▸ Data rows:
(begin)

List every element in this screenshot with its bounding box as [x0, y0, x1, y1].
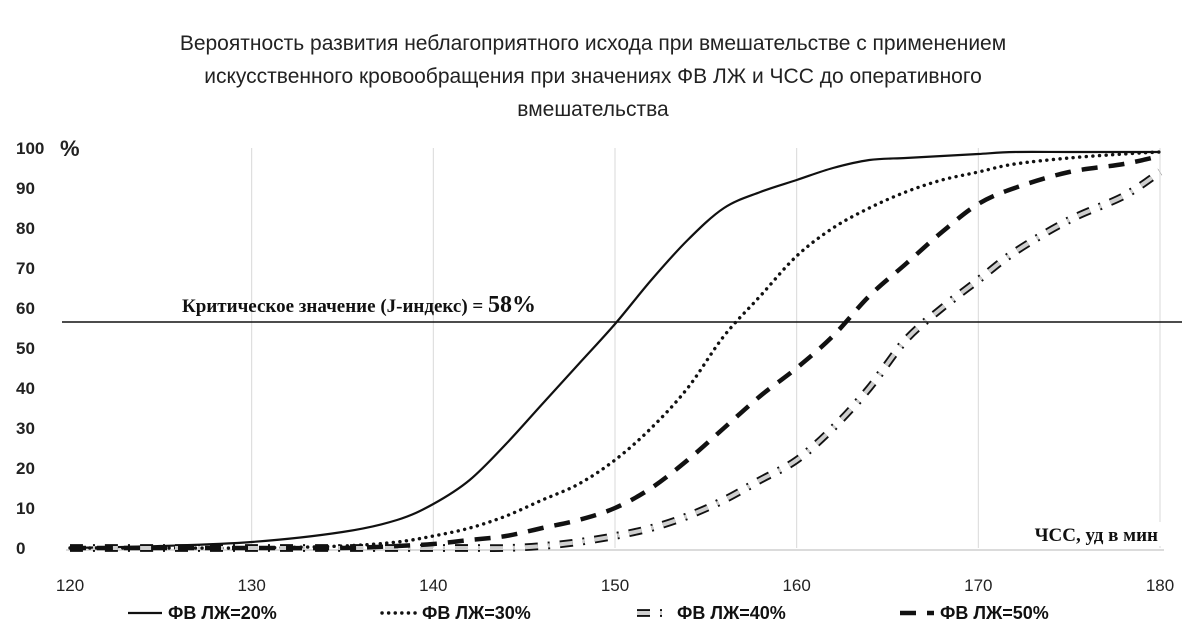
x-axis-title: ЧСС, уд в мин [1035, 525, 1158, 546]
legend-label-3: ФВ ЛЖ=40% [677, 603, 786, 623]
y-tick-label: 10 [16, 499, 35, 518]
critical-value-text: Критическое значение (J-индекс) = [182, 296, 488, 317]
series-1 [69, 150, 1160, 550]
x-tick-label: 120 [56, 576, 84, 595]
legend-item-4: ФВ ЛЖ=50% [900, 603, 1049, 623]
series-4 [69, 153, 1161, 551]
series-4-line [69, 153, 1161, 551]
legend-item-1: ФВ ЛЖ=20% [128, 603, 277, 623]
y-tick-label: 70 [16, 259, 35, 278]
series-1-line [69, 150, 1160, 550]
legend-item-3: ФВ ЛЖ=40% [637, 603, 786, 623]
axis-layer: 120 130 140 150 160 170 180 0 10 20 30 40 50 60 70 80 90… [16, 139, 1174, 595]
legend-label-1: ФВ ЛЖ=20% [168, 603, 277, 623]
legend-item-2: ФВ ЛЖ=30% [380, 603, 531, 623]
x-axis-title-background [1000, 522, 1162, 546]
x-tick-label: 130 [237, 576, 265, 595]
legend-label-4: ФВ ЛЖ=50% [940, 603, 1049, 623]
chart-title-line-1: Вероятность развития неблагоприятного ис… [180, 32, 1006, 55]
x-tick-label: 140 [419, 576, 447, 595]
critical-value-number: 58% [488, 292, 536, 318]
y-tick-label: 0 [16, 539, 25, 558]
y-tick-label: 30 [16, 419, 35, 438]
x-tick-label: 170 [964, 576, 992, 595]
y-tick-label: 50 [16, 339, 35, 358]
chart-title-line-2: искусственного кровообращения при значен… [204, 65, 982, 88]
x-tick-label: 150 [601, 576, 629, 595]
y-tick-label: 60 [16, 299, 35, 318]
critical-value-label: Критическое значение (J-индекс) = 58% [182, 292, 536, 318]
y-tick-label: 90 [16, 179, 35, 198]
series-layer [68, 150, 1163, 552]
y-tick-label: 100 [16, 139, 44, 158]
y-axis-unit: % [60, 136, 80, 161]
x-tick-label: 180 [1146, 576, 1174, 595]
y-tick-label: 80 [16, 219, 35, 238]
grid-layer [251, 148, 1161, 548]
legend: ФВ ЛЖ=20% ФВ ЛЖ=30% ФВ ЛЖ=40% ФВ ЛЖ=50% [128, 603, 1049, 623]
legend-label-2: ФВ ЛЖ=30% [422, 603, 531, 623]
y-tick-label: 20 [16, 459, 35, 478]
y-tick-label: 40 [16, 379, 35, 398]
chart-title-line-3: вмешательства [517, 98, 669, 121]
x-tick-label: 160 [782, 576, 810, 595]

(end)
(begin)

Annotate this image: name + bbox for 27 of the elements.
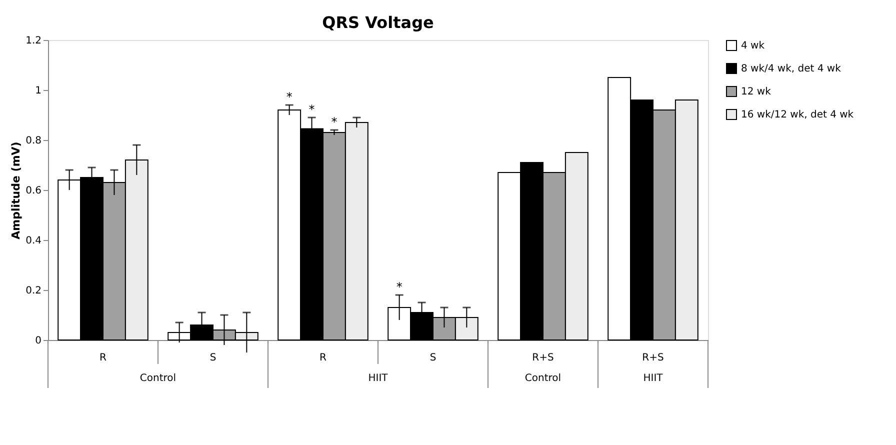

(end)

▸ Problem:
Display every line from the items above that contains the string "layer". Case counts.

▸ Output of the task:
axis-layer: 120 130 140 150 160 170 180 0 10 20 30 40 50 60 70 80 90… [16, 139, 1174, 595]
series-layer [68, 150, 1163, 552]
grid-layer [251, 148, 1161, 548]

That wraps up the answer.